■ Texte source:
En superposant les deux accords, il
ressort que la RDC serait sous tutelle de la communauté internationale.
Le Congo est mis dans une situation telle qu’il lui est difficile de
s’affranchir du piège lui tendu par les grandes puissances économiques
et politiques.
Ce schéma procéderait d’une logique devait aboutir à la
balkanisation de ce géant au cœur de l’Afrique et dont les richesses
naturelles sont convoitées par tous.
Dans un article publié sur son blog sous
le titre « Un nouvel horizon s’ouvre-t-il à la RDC après l’accord-cadre
pour la paix signé à Addis-Abeba ? », Kâ Mana, présente les limites de
l’accord-cadre d’Addis-Abeba en ces termes : « Il manque avant tout au
texte de l’accord-cadre une vraie foi en la paix. Le langage adopté, les
méthodes proposées, les perspectives ouvertes présupposent toujours
l’usage de la force militaire et de la violence des gouvernements pour
contraindre ceux qui refuseraient d’obéir à se soumettre.

■ Travail demandé: Recopiez le passage du texte sur l'accord-cadre d'Addis-Abeba qui va de « En superposant les » à « et politiques. », ces deux extrémités comprises.

■ Données affichées:
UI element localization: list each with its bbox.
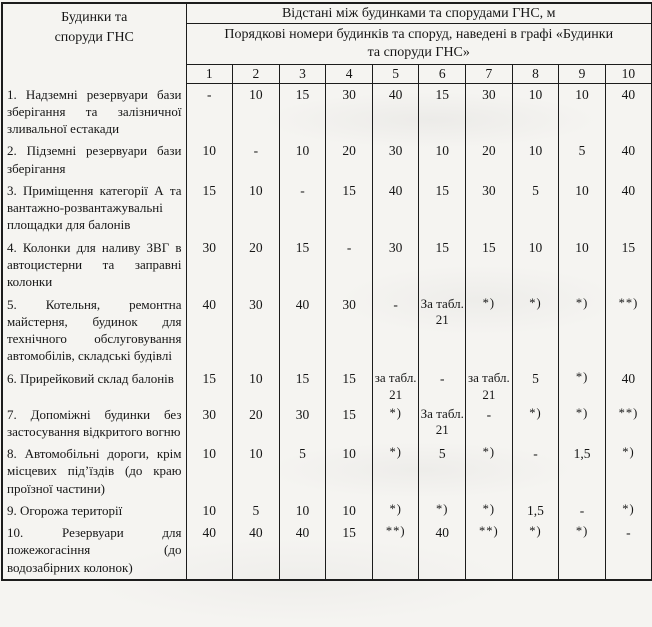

■ Réponse attendue:
En superposant les deux accords, il
ressort que la RDC serait sous tutelle de la communauté internationale.
Le Congo est mis dans une situation telle qu’il lui est difficile de
s’affranchir du piège lui tendu par les grandes puissances économiques
et politiques.